§ **Directions for this task**
Output the records exactly as they appear, with no pictures included.

Dataset items
------------------------------------------------------------

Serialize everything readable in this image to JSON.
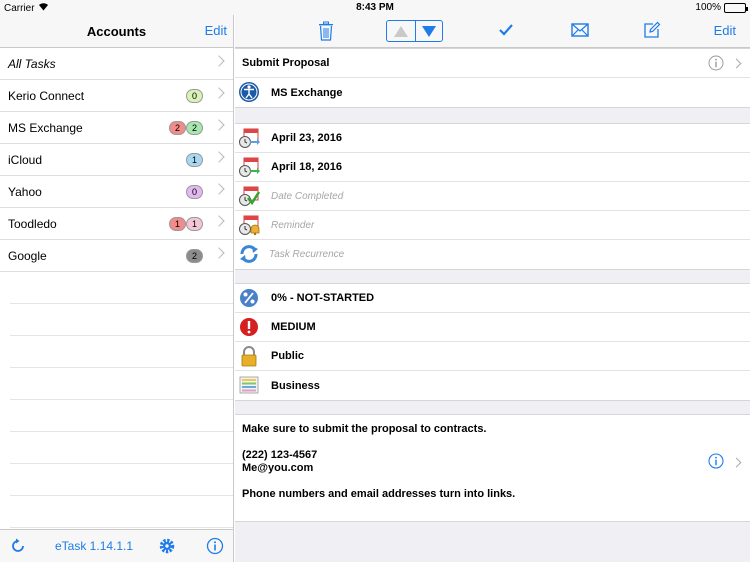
{
  "status_bar": {
    "carrier": "Carrier",
    "time": "8:43 PM",
    "battery": "100%"
  },
  "accounts_panel": {
    "title": "Accounts",
    "edit_label": "Edit",
    "items": [
      {
        "name": "All Tasks",
        "badges": []
      },
      {
        "name": "Kerio Connect",
        "badges": [
          {
            "value": "0",
            "color": "#d9f2b8"
          }
        ]
      },
      {
        "name": "MS Exchange",
        "badges": [
          {
            "value": "2",
            "color": "#f28b8b"
          },
          {
            "value": "2",
            "color": "#a8e6b0"
          }
        ]
      },
      {
        "name": "iCloud",
        "badges": [
          {
            "value": "1",
            "color": "#a8d8f0"
          }
        ]
      },
      {
        "name": "Yahoo",
        "badges": [
          {
            "value": "0",
            "color": "#e3b8ee"
          }
        ]
      },
      {
        "name": "Toodledo",
        "badges": [
          {
            "value": "1",
            "color": "#f28b8b"
          },
          {
            "value": "1",
            "color": "#f2c6d6"
          }
        ]
      },
      {
        "name": "Google",
        "badges": [
          {
            "value": "2",
            "color": "#8c8c8c"
          }
        ]
      }
    ],
    "footer": {
      "version": "eTask 1.14.1.1"
    }
  },
  "task_detail": {
    "edit_label": "Edit",
    "title": "Submit Proposal",
    "account": "MS Exchange",
    "dates": {
      "due": "April 23, 2016",
      "start": "April 18, 2016",
      "completed_placeholder": "Date Completed",
      "reminder_placeholder": "Reminder",
      "recurrence_placeholder": "Task Recurrence"
    },
    "status": "0% - NOT-STARTED",
    "priority": "MEDIUM",
    "sensitivity": "Public",
    "category": "Business",
    "notes": {
      "line1": "Make sure to submit the proposal to contracts.",
      "phone": "(222) 123-4567",
      "email": "Me@you.com",
      "line4": "Phone numbers and email addresses turn into links."
    }
  },
  "colors": {
    "accent": "#1e7be8"
  }
}
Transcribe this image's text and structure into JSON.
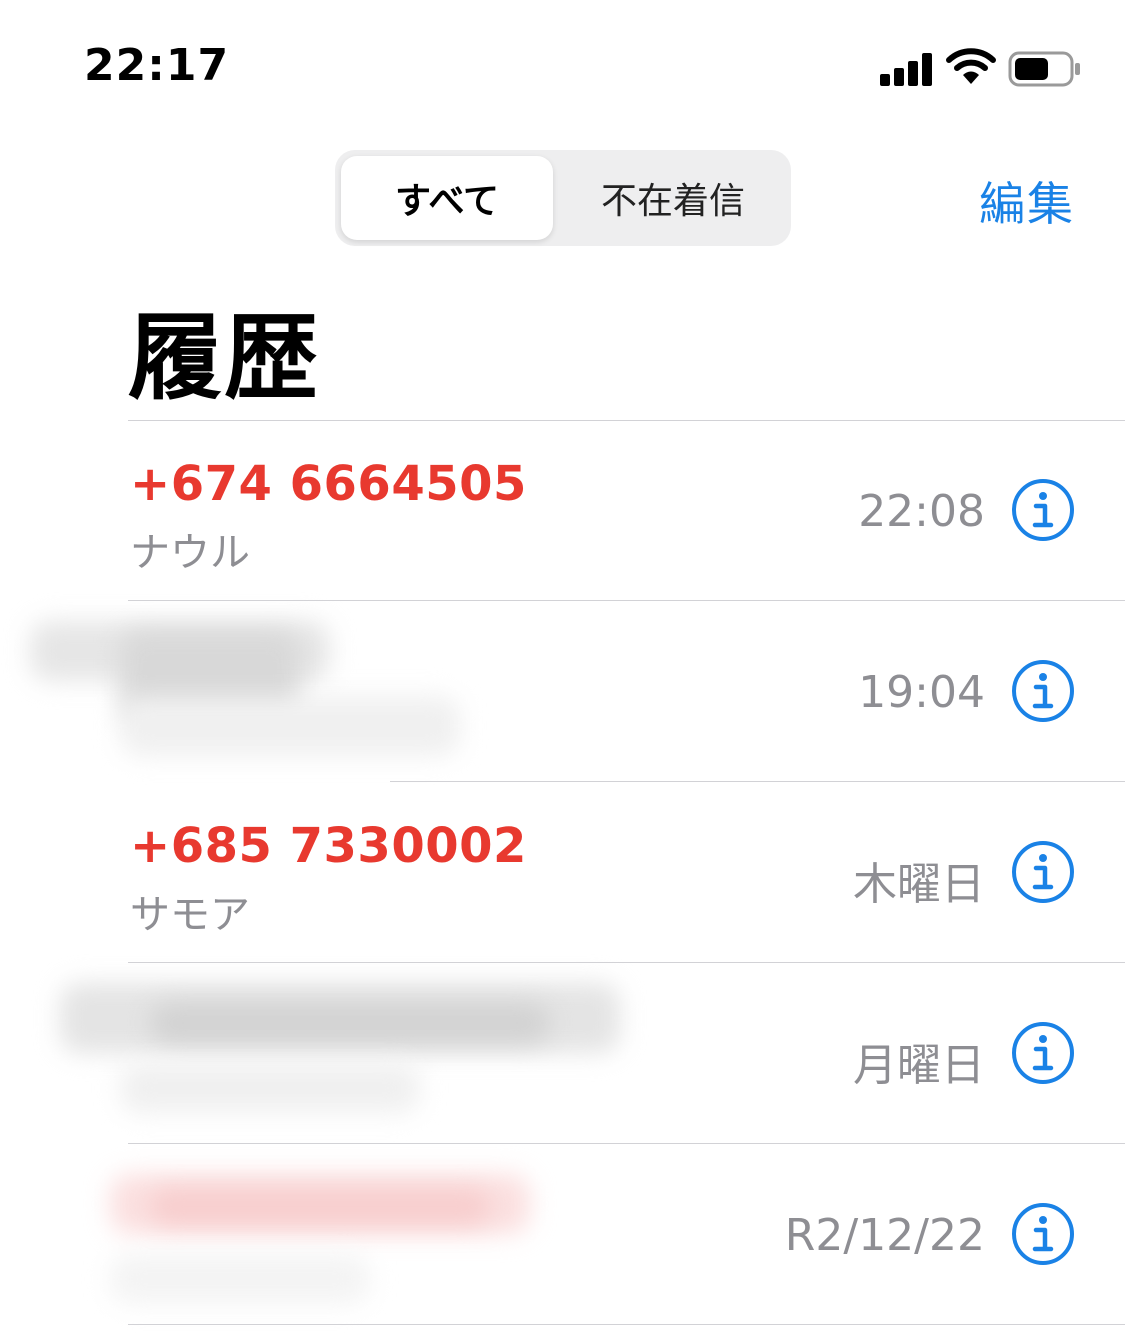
{
  "status_bar": {
    "time": "22:17",
    "icons": [
      "signal-icon",
      "wifi-icon",
      "battery-icon"
    ]
  },
  "nav": {
    "segments": [
      {
        "label": "すべて",
        "selected": true
      },
      {
        "label": "不在着信",
        "selected": false
      }
    ],
    "edit_label": "編集"
  },
  "title": "履歴",
  "colors": {
    "missed": "#e8392f",
    "accent": "#1a82e6",
    "secondary": "#8e8e93"
  },
  "calls": [
    {
      "name": "+674 6664505",
      "subtitle": "ナウル",
      "time": "22:08",
      "missed": true,
      "redacted": false
    },
    {
      "name": "",
      "subtitle": "",
      "time": "19:04",
      "missed": false,
      "redacted": true
    },
    {
      "name": "+685 7330002",
      "subtitle": "サモア",
      "time": "木曜日",
      "missed": true,
      "redacted": false
    },
    {
      "name": "",
      "subtitle": "",
      "time": "月曜日",
      "missed": false,
      "redacted": true
    },
    {
      "name": "",
      "subtitle": "",
      "time": "R2/12/22",
      "missed": true,
      "redacted": true
    }
  ]
}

------------------------------------------------------------

§ **Final answer**
Serialize everything readable in this image to JSON.
{
  "status_bar": {
    "carrier": "Carrier",
    "time": "8:43 PM",
    "battery": "100%"
  },
  "accounts_panel": {
    "title": "Accounts",
    "edit_label": "Edit",
    "items": [
      {
        "name": "All Tasks",
        "badges": []
      },
      {
        "name": "Kerio Connect",
        "badges": [
          {
            "value": "0",
            "color": "#d9f2b8"
          }
        ]
      },
      {
        "name": "MS Exchange",
        "badges": [
          {
            "value": "2",
            "color": "#f28b8b"
          },
          {
            "value": "2",
            "color": "#a8e6b0"
          }
        ]
      },
      {
        "name": "iCloud",
        "badges": [
          {
            "value": "1",
            "color": "#a8d8f0"
          }
        ]
      },
      {
        "name": "Yahoo",
        "badges": [
          {
            "value": "0",
            "color": "#e3b8ee"
          }
        ]
      },
      {
        "name": "Toodledo",
        "badges": [
          {
            "value": "1",
            "color": "#f28b8b"
          },
          {
            "value": "1",
            "color": "#f2c6d6"
          }
        ]
      },
      {
        "name": "Google",
        "badges": [
          {
            "value": "2",
            "color": "#8c8c8c"
          }
        ]
      }
    ],
    "footer": {
      "version": "eTask 1.14.1.1"
    }
  },
  "task_detail": {
    "edit_label": "Edit",
    "title": "Submit Proposal",
    "account": "MS Exchange",
    "dates": {
      "due": "April 23, 2016",
      "start": "April 18, 2016",
      "completed_placeholder": "Date Completed",
      "reminder_placeholder": "Reminder",
      "recurrence_placeholder": "Task Recurrence"
    },
    "status": "0% - NOT-STARTED",
    "priority": "MEDIUM",
    "sensitivity": "Public",
    "category": "Business",
    "notes": {
      "line1": "Make sure to submit the proposal to contracts.",
      "phone": "(222) 123-4567",
      "email": "Me@you.com",
      "line4": "Phone numbers and email addresses turn into links."
    }
  },
  "colors": {
    "accent": "#1e7be8"
  }
}
Transcribe this image's text and structure into JSON.
{
  "status_bar": {
    "time": "22:17",
    "icons": [
      "signal-icon",
      "wifi-icon",
      "battery-icon"
    ]
  },
  "nav": {
    "segments": [
      {
        "label": "すべて",
        "selected": true
      },
      {
        "label": "不在着信",
        "selected": false
      }
    ],
    "edit_label": "編集"
  },
  "title": "履歴",
  "colors": {
    "missed": "#e8392f",
    "accent": "#1a82e6",
    "secondary": "#8e8e93"
  },
  "calls": [
    {
      "name": "+674 6664505",
      "subtitle": "ナウル",
      "time": "22:08",
      "missed": true,
      "redacted": false
    },
    {
      "name": "",
      "subtitle": "",
      "time": "19:04",
      "missed": false,
      "redacted": true
    },
    {
      "name": "+685 7330002",
      "subtitle": "サモア",
      "time": "木曜日",
      "missed": true,
      "redacted": false
    },
    {
      "name": "",
      "subtitle": "",
      "time": "月曜日",
      "missed": false,
      "redacted": true
    },
    {
      "name": "",
      "subtitle": "",
      "time": "R2/12/22",
      "missed": true,
      "redacted": true
    }
  ]
}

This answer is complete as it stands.